====== Provided data ======

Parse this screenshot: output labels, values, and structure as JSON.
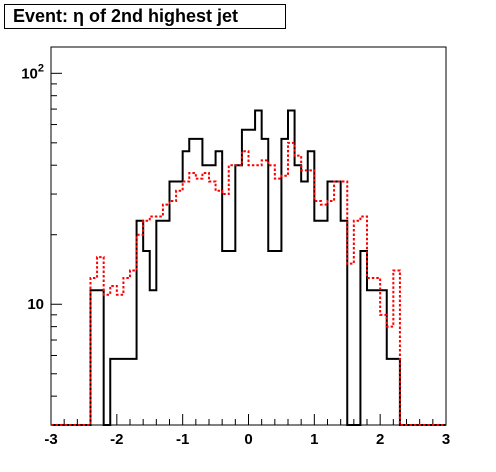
{
  "chart_data": {
    "type": "histogram",
    "title": "Event: η of 2nd highest jet",
    "xlabel": "",
    "ylabel": "",
    "xlim": [
      -3,
      3
    ],
    "ylim": [
      3,
      130
    ],
    "yscale": "log",
    "xticks": [
      "-3",
      "-2",
      "-1",
      "0",
      "1",
      "2",
      "3"
    ],
    "ytick_labels": [
      {
        "value": 10,
        "label": "10"
      },
      {
        "value": 100,
        "label": "10",
        "exponent": "2"
      }
    ],
    "bin_edges": [
      -3.0,
      -2.9,
      -2.8,
      -2.7,
      -2.6,
      -2.5,
      -2.4,
      -2.3,
      -2.2,
      -2.1,
      -2.0,
      -1.9,
      -1.8,
      -1.7,
      -1.6,
      -1.5,
      -1.4,
      -1.3,
      -1.2,
      -1.1,
      -1.0,
      -0.9,
      -0.8,
      -0.7,
      -0.6,
      -0.5,
      -0.4,
      -0.3,
      -0.2,
      -0.1,
      0.0,
      0.1,
      0.2,
      0.3,
      0.4,
      0.5,
      0.6,
      0.7,
      0.8,
      0.9,
      1.0,
      1.1,
      1.2,
      1.3,
      1.4,
      1.5,
      1.6,
      1.7,
      1.8,
      1.9,
      2.0,
      2.1,
      2.2,
      2.3,
      2.4,
      2.5,
      2.6,
      2.7,
      2.8,
      2.9,
      3.0
    ],
    "series": [
      {
        "color": "#000000",
        "style": "solid",
        "values": [
          0,
          0,
          0,
          0,
          0,
          0,
          11.5,
          11.5,
          0,
          5.8,
          5.8,
          5.8,
          5.8,
          23,
          17,
          11.5,
          23,
          23,
          34,
          34,
          46,
          52,
          52,
          40,
          40,
          46,
          17,
          17,
          40,
          57,
          57,
          69,
          52,
          17,
          17,
          52,
          69,
          40,
          34,
          46,
          23,
          23,
          34,
          34,
          23,
          0,
          0,
          17,
          11.5,
          11.5,
          11.5,
          5.8,
          5.8,
          0,
          0,
          0,
          0,
          0,
          0,
          0
        ]
      },
      {
        "color": "#ff0000",
        "style": "dotted",
        "values": [
          0,
          0,
          0,
          0,
          0,
          0,
          13,
          16,
          11,
          12,
          11,
          13,
          14,
          20,
          23,
          24,
          24,
          27,
          28,
          31,
          34,
          37,
          35,
          37,
          34,
          31,
          30,
          40,
          40,
          46,
          40,
          40,
          42,
          40,
          35,
          36,
          50,
          44,
          38,
          38,
          28,
          27,
          28,
          34,
          34,
          15,
          23,
          24,
          13,
          13,
          9,
          8,
          14,
          0,
          0,
          0,
          0,
          0,
          0,
          0
        ]
      }
    ],
    "grid": false,
    "legend": "none"
  }
}
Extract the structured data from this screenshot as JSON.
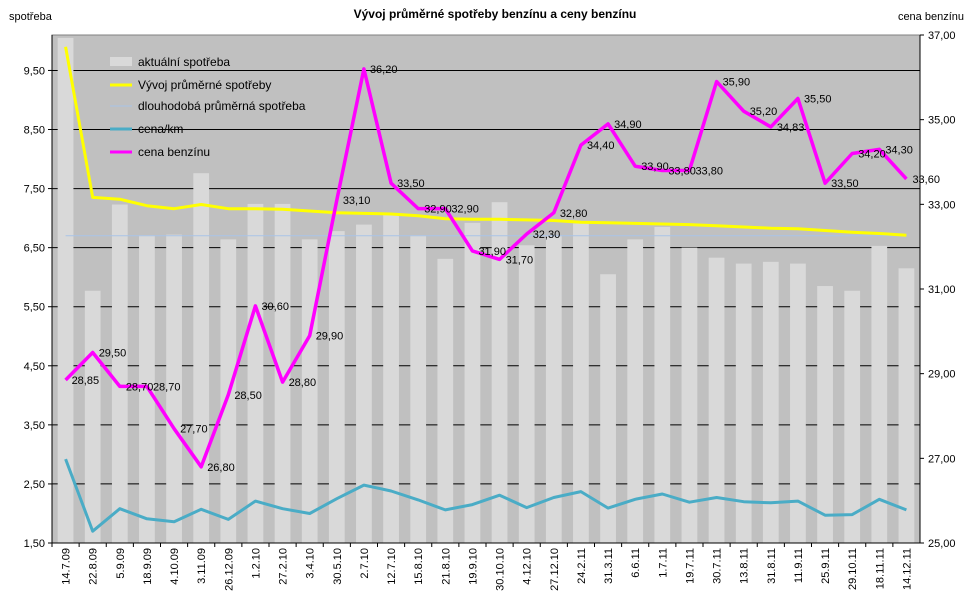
{
  "chart_data": {
    "type": "bar",
    "title": "Vývoj průměrné spotřeby benzínu a ceny benzínu",
    "y_left_label": "spotřeba",
    "y_right_label": "cena benzínu",
    "y_left_range": [
      1.5,
      10.1
    ],
    "y_left_ticks": [
      "1,50",
      "2,50",
      "3,50",
      "4,50",
      "5,50",
      "6,50",
      "7,50",
      "8,50",
      "9,50"
    ],
    "y_left_tick_values": [
      1.5,
      2.5,
      3.5,
      4.5,
      5.5,
      6.5,
      7.5,
      8.5,
      9.5
    ],
    "y_right_range": [
      25.0,
      37.0
    ],
    "y_right_ticks": [
      "25,00",
      "27,00",
      "29,00",
      "31,00",
      "33,00",
      "35,00",
      "37,00"
    ],
    "y_right_tick_values": [
      25,
      27,
      29,
      31,
      33,
      35,
      37
    ],
    "grid": "horizontal",
    "legend_position": "top-left",
    "categories": [
      "14.7.09",
      "22.8.09",
      "5.9.09",
      "18.9.09",
      "4.10.09",
      "3.11.09",
      "26.12.09",
      "1.2.10",
      "27.2.10",
      "3.4.10",
      "30.5.10",
      "2.7.10",
      "12.7.10",
      "15.8.10",
      "21.8.10",
      "19.9.10",
      "30.10.10",
      "4.12.10",
      "27.12.10",
      "24.2.11",
      "31.3.11",
      "6.6.11",
      "1.7.11",
      "19.7.11",
      "30.7.11",
      "13.8.11",
      "31.8.11",
      "11.9.11",
      "25.9.11",
      "29.10.11",
      "18.11.11",
      "14.12.11"
    ],
    "series": [
      {
        "name": "aktuální spotřeba",
        "type": "bar",
        "axis": "left",
        "color": "#d9d9d9",
        "values": [
          10.05,
          5.77,
          7.23,
          6.71,
          6.72,
          7.76,
          6.64,
          7.24,
          7.24,
          6.64,
          6.78,
          6.89,
          7.06,
          6.71,
          6.31,
          6.92,
          7.27,
          6.54,
          6.71,
          6.91,
          6.05,
          6.64,
          6.85,
          6.5,
          6.33,
          6.23,
          6.26,
          6.23,
          5.85,
          5.77,
          6.53,
          6.15
        ]
      },
      {
        "name": "Vývoj průměrné spotřeby",
        "type": "line",
        "axis": "left",
        "color": "#ffff00",
        "values": [
          9.9,
          7.35,
          7.32,
          7.21,
          7.16,
          7.23,
          7.16,
          7.16,
          7.15,
          7.12,
          7.09,
          7.08,
          7.07,
          7.04,
          6.99,
          6.98,
          6.98,
          6.97,
          6.96,
          6.93,
          6.92,
          6.91,
          6.9,
          6.89,
          6.87,
          6.85,
          6.83,
          6.82,
          6.79,
          6.76,
          6.74,
          6.71
        ]
      },
      {
        "name": "dlouhodobá průměrná spotřeba",
        "type": "line",
        "axis": "left",
        "color": "#a9c4e8",
        "values": [
          6.7,
          6.7,
          6.7,
          6.7,
          6.7,
          6.7,
          6.7,
          6.7,
          6.7,
          6.7,
          6.7,
          6.7,
          6.7,
          6.7,
          6.7,
          6.7,
          6.7,
          6.7,
          6.7,
          6.7,
          6.7,
          6.7,
          6.7,
          6.7,
          6.7,
          6.7,
          6.7,
          6.7,
          6.7,
          6.7,
          6.7,
          6.7
        ]
      },
      {
        "name": "cena/km",
        "type": "line",
        "axis": "left",
        "color": "#4aacc6",
        "values": [
          2.92,
          1.7,
          2.08,
          1.91,
          1.86,
          2.07,
          1.9,
          2.21,
          2.08,
          2.0,
          2.25,
          2.48,
          2.38,
          2.23,
          2.06,
          2.15,
          2.31,
          2.1,
          2.27,
          2.37,
          2.09,
          2.24,
          2.33,
          2.19,
          2.27,
          2.2,
          2.18,
          2.21,
          1.97,
          1.98,
          2.24,
          2.06
        ]
      },
      {
        "name": "cena benzínu",
        "type": "line",
        "axis": "right",
        "color": "#ff00ff",
        "values": [
          28.85,
          29.5,
          28.7,
          28.7,
          27.7,
          26.8,
          28.5,
          30.6,
          28.8,
          29.9,
          33.1,
          36.2,
          33.5,
          32.9,
          32.9,
          31.9,
          31.7,
          32.3,
          32.8,
          34.4,
          34.9,
          33.9,
          33.8,
          33.8,
          35.9,
          35.2,
          34.83,
          35.5,
          33.5,
          34.2,
          34.3,
          33.6
        ]
      }
    ],
    "data_labels": [
      "28,85",
      "29,50",
      "28,70",
      "28,70",
      "27,70",
      "26,80",
      "28,50",
      "30,60",
      "28,80",
      "29,90",
      "33,10",
      "36,20",
      "33,50",
      "32,90",
      "32,90",
      "31,90",
      "31,70",
      "32,30",
      "32,80",
      "34,40",
      "34,90",
      "33,90",
      "33,80",
      "33,80",
      "35,90",
      "35,20",
      "34,83",
      "35,50",
      "33,50",
      "34,20",
      "34,30",
      "33,60"
    ]
  }
}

======

Work instructions:
Pick out each line containing "průměrné" and report it.

Exercise solution:
    "title": "Vývoj průměrné spotřeby benzínu a ceny benzínu",
        "name": "Vývoj průměrné spotřeby",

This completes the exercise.